Records to process:

#####

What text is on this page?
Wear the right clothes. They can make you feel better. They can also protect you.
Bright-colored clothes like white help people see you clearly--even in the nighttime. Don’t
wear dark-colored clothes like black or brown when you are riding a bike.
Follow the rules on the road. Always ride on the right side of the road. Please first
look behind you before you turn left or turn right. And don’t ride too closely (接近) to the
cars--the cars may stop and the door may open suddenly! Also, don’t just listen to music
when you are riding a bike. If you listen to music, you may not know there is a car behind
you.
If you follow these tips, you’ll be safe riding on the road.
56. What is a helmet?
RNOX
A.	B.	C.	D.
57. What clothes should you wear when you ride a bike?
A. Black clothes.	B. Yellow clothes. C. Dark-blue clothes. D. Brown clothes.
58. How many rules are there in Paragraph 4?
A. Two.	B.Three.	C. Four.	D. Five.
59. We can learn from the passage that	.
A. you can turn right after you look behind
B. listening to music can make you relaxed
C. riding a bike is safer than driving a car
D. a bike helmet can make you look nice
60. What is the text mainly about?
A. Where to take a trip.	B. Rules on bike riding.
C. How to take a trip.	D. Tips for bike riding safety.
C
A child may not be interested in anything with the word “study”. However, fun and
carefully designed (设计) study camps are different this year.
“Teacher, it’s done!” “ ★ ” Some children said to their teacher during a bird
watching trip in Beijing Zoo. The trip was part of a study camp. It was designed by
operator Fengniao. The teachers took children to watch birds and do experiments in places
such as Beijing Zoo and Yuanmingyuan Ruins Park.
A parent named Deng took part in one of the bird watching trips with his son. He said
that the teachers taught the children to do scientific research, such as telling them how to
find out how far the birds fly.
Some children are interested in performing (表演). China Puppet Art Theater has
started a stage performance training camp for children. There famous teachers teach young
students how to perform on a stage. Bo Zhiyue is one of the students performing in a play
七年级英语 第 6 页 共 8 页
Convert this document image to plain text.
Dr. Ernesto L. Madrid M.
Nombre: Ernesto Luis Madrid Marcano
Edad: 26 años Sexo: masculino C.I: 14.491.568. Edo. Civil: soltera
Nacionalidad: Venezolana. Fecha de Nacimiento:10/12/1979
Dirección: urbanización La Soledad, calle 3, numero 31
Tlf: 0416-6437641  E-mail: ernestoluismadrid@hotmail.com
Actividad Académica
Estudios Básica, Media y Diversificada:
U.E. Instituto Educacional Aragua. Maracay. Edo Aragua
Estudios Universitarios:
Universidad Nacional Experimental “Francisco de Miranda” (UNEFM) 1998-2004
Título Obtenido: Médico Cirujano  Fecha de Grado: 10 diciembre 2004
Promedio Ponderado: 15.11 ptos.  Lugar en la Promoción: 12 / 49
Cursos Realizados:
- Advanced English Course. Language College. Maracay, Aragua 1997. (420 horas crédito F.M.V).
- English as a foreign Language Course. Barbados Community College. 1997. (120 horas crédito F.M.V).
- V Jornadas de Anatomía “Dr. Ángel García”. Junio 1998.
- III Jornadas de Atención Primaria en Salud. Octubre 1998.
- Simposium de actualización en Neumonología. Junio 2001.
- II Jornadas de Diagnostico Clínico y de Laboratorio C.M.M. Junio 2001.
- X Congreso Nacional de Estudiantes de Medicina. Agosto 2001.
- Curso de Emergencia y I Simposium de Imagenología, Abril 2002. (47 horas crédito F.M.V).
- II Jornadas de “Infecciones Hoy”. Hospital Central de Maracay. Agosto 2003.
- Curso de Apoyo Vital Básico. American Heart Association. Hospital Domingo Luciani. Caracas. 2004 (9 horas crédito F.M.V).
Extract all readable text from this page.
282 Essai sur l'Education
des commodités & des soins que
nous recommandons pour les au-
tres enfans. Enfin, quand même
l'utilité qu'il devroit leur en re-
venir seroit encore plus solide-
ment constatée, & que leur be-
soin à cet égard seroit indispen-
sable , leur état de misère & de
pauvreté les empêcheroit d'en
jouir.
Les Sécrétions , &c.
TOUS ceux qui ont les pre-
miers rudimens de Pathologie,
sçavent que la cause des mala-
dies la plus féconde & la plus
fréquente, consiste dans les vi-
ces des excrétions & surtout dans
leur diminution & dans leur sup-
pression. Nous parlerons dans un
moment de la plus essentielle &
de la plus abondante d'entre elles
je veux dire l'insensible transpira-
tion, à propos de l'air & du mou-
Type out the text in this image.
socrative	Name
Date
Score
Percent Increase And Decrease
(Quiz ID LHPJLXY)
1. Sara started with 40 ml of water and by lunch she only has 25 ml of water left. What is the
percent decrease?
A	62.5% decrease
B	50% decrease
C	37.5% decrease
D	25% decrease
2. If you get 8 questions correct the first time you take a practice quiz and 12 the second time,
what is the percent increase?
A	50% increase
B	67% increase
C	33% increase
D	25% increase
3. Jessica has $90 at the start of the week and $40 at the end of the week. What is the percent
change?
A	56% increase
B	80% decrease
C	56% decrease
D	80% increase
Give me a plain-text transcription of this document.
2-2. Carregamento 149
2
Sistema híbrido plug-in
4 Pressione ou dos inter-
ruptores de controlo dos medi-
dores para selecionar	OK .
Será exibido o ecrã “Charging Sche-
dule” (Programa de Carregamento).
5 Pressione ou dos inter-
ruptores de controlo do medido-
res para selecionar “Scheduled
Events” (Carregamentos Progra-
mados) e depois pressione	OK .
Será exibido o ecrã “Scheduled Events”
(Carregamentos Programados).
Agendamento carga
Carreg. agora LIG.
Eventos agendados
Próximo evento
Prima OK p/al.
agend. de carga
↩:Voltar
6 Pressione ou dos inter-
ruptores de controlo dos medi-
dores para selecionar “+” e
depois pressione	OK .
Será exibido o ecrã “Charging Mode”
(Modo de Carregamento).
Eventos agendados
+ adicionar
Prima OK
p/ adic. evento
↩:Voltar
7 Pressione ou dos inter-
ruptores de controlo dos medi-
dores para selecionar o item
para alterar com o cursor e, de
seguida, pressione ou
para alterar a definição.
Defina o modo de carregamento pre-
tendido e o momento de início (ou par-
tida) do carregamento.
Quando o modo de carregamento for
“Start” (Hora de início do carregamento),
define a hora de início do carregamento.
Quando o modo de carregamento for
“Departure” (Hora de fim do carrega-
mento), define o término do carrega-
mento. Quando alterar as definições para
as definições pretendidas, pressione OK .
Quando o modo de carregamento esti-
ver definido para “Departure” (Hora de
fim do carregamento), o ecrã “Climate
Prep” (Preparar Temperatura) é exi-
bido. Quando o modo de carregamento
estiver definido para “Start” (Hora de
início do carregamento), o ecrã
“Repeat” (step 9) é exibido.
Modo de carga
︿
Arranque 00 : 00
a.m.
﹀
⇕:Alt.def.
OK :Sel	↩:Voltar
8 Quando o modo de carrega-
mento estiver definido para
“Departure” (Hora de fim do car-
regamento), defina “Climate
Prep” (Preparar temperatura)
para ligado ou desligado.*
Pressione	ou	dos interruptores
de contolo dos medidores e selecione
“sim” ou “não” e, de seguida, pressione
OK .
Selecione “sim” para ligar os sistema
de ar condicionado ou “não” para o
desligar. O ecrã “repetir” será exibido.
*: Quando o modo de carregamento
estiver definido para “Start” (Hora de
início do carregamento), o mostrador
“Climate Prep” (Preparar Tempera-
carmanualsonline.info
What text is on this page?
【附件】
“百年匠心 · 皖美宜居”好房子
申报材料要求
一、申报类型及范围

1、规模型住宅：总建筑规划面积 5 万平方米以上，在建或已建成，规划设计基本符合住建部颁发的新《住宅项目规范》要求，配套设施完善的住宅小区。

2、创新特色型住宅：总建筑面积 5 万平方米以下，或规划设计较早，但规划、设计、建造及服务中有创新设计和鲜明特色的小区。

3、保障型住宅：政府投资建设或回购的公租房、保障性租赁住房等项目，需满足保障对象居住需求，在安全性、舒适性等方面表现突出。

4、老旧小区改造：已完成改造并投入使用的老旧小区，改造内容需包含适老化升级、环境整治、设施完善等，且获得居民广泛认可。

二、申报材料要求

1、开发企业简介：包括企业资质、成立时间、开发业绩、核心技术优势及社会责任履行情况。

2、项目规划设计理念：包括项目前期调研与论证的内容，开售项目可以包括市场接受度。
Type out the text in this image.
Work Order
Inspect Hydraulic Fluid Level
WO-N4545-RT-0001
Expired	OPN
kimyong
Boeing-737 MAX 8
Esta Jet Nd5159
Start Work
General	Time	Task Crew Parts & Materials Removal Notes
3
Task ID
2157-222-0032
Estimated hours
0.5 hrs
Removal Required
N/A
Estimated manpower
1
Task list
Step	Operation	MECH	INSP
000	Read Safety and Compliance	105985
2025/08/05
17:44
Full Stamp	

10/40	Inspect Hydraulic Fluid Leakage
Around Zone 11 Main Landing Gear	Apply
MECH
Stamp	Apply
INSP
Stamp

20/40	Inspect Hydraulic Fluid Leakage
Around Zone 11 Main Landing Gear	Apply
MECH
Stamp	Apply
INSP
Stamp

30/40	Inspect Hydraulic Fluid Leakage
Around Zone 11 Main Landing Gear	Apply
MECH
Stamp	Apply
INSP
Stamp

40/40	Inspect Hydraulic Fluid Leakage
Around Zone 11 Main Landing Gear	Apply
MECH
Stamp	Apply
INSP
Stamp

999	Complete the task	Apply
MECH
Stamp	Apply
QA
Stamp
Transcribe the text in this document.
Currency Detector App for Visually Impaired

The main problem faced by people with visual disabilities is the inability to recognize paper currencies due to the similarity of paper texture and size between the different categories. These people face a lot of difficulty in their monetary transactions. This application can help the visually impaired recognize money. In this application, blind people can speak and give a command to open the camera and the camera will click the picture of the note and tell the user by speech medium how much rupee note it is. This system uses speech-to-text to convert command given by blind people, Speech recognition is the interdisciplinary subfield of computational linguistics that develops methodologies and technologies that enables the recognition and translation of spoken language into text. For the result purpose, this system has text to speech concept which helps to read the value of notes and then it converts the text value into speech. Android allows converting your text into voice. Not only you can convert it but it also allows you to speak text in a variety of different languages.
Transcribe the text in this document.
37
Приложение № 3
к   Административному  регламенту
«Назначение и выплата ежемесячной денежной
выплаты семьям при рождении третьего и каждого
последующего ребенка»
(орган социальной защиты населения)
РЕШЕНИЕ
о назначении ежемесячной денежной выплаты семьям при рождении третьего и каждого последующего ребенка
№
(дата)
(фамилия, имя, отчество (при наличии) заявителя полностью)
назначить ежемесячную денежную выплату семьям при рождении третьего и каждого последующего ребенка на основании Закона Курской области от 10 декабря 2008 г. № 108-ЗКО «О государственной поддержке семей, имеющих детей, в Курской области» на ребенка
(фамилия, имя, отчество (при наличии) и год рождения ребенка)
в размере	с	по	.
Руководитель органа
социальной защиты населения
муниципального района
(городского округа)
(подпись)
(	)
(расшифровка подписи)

#####

Objective:
Collect each line containing the string "социальной".

Complete response:
(орган социальной защиты населения)
социальной защиты населения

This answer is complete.